◆ Do this: Repeat the material below exactly, line for line.

◆ Data supplied:

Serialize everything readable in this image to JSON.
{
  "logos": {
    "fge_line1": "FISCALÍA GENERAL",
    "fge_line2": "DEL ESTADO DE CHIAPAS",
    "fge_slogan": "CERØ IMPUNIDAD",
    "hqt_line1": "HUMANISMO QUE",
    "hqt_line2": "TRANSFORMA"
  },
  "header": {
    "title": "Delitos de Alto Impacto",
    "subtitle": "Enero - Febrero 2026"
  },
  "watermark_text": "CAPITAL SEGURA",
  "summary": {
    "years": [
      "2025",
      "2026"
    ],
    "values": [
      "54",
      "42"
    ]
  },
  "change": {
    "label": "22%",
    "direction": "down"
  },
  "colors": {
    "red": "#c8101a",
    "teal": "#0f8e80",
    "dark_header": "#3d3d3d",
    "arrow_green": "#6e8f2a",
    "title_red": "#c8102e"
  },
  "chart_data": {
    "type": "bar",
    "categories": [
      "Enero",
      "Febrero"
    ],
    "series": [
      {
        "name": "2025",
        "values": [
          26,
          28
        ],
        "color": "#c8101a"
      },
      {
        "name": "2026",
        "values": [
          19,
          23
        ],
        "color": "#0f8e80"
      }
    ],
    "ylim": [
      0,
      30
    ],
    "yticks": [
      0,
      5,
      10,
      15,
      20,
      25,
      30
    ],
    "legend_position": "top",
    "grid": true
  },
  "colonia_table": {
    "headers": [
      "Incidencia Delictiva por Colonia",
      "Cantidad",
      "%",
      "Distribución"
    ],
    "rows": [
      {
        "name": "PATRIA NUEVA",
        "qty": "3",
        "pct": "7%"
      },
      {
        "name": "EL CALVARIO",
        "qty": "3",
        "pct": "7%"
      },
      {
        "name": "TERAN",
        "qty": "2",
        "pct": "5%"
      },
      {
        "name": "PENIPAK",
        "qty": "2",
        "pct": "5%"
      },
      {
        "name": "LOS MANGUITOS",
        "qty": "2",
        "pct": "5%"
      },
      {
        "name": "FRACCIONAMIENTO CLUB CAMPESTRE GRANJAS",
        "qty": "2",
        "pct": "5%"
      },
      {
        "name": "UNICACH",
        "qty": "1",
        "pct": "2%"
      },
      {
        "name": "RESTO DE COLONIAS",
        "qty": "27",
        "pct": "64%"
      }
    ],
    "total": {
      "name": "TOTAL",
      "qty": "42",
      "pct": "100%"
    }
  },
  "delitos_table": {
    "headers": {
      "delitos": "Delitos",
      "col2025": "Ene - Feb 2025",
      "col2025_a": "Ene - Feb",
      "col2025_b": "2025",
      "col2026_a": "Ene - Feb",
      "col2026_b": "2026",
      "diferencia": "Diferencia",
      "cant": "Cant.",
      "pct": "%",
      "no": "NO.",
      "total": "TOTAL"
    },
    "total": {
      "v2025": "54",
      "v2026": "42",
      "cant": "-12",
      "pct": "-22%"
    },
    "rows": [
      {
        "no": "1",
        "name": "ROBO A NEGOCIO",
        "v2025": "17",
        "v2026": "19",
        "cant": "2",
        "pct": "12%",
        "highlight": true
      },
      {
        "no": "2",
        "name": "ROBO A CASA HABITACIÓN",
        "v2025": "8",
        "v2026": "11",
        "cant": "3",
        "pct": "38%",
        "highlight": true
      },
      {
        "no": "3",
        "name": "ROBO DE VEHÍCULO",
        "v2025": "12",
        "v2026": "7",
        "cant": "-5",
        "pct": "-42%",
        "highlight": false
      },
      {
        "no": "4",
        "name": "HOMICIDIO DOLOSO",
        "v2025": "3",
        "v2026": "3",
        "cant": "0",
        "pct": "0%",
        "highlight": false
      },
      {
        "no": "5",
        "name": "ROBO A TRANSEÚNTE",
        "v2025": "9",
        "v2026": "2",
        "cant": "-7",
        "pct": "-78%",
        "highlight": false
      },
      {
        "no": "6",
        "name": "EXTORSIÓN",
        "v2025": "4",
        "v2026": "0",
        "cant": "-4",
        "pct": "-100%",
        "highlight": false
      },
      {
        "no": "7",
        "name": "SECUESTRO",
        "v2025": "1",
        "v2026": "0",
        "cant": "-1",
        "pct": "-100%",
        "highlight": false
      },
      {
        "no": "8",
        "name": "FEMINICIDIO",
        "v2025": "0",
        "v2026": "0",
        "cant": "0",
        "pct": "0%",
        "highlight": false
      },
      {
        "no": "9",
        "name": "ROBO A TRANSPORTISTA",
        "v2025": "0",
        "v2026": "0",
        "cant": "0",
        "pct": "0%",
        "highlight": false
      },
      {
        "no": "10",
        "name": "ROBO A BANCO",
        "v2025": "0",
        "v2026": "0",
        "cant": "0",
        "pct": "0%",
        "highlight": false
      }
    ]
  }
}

◆ Answer to this task:
Serialize everything readable in this image to JSON.
{
  "logos": {
    "fge_line1": "FISCALÍA GENERAL",
    "fge_line2": "DEL ESTADO DE CHIAPAS",
    "fge_slogan": "CERØ IMPUNIDAD",
    "hqt_line1": "HUMANISMO QUE",
    "hqt_line2": "TRANSFORMA"
  },
  "header": {
    "title": "Delitos de Alto Impacto",
    "subtitle": "Enero - Febrero 2026"
  },
  "watermark_text": "CAPITAL SEGURA",
  "summary": {
    "years": [
      "2025",
      "2026"
    ],
    "values": [
      "54",
      "42"
    ]
  },
  "change": {
    "label": "22%",
    "direction": "down"
  },
  "colors": {
    "red": "#c8101a",
    "teal": "#0f8e80",
    "dark_header": "#3d3d3d",
    "arrow_green": "#6e8f2a",
    "title_red": "#c8102e"
  },
  "chart_data": {
    "type": "bar",
    "categories": [
      "Enero",
      "Febrero"
    ],
    "series": [
      {
        "name": "2025",
        "values": [
          26,
          28
        ],
        "color": "#c8101a"
      },
      {
        "name": "2026",
        "values": [
          19,
          23
        ],
        "color": "#0f8e80"
      }
    ],
    "ylim": [
      0,
      30
    ],
    "yticks": [
      0,
      5,
      10,
      15,
      20,
      25,
      30
    ],
    "legend_position": "top",
    "grid": true
  },
  "colonia_table": {
    "headers": [
      "Incidencia Delictiva por Colonia",
      "Cantidad",
      "%",
      "Distribución"
    ],
    "rows": [
      {
        "name": "PATRIA NUEVA",
        "qty": "3",
        "pct": "7%"
      },
      {
        "name": "EL CALVARIO",
        "qty": "3",
        "pct": "7%"
      },
      {
        "name": "TERAN",
        "qty": "2",
        "pct": "5%"
      },
      {
        "name": "PENIPAK",
        "qty": "2",
        "pct": "5%"
      },
      {
        "name": "LOS MANGUITOS",
        "qty": "2",
        "pct": "5%"
      },
      {
        "name": "FRACCIONAMIENTO CLUB CAMPESTRE GRANJAS",
        "qty": "2",
        "pct": "5%"
      },
      {
        "name": "UNICACH",
        "qty": "1",
        "pct": "2%"
      },
      {
        "name": "RESTO DE COLONIAS",
        "qty": "27",
        "pct": "64%"
      }
    ],
    "total": {
      "name": "TOTAL",
      "qty": "42",
      "pct": "100%"
    }
  },
  "delitos_table": {
    "headers": {
      "delitos": "Delitos",
      "col2025": "Ene - Feb 2025",
      "col2025_a": "Ene - Feb",
      "col2025_b": "2025",
      "col2026_a": "Ene - Feb",
      "col2026_b": "2026",
      "diferencia": "Diferencia",
      "cant": "Cant.",
      "pct": "%",
      "no": "NO.",
      "total": "TOTAL"
    },
    "total": {
      "v2025": "54",
      "v2026": "42",
      "cant": "-12",
      "pct": "-22%"
    },
    "rows": [
      {
        "no": "1",
        "name": "ROBO A NEGOCIO",
        "v2025": "17",
        "v2026": "19",
        "cant": "2",
        "pct": "12%",
        "highlight": true
      },
      {
        "no": "2",
        "name": "ROBO A CASA HABITACIÓN",
        "v2025": "8",
        "v2026": "11",
        "cant": "3",
        "pct": "38%",
        "highlight": true
      },
      {
        "no": "3",
        "name": "ROBO DE VEHÍCULO",
        "v2025": "12",
        "v2026": "7",
        "cant": "-5",
        "pct": "-42%",
        "highlight": false
      },
      {
        "no": "4",
        "name": "HOMICIDIO DOLOSO",
        "v2025": "3",
        "v2026": "3",
        "cant": "0",
        "pct": "0%",
        "highlight": false
      },
      {
        "no": "5",
        "name": "ROBO A TRANSEÚNTE",
        "v2025": "9",
        "v2026": "2",
        "cant": "-7",
        "pct": "-78%",
        "highlight": false
      },
      {
        "no": "6",
        "name": "EXTORSIÓN",
        "v2025": "4",
        "v2026": "0",
        "cant": "-4",
        "pct": "-100%",
        "highlight": false
      },
      {
        "no": "7",
        "name": "SECUESTRO",
        "v2025": "1",
        "v2026": "0",
        "cant": "-1",
        "pct": "-100%",
        "highlight": false
      },
      {
        "no": "8",
        "name": "FEMINICIDIO",
        "v2025": "0",
        "v2026": "0",
        "cant": "0",
        "pct": "0%",
        "highlight": false
      },
      {
        "no": "9",
        "name": "ROBO A TRANSPORTISTA",
        "v2025": "0",
        "v2026": "0",
        "cant": "0",
        "pct": "0%",
        "highlight": false
      },
      {
        "no": "10",
        "name": "ROBO A BANCO",
        "v2025": "0",
        "v2026": "0",
        "cant": "0",
        "pct": "0%",
        "highlight": false
      }
    ]
  }
}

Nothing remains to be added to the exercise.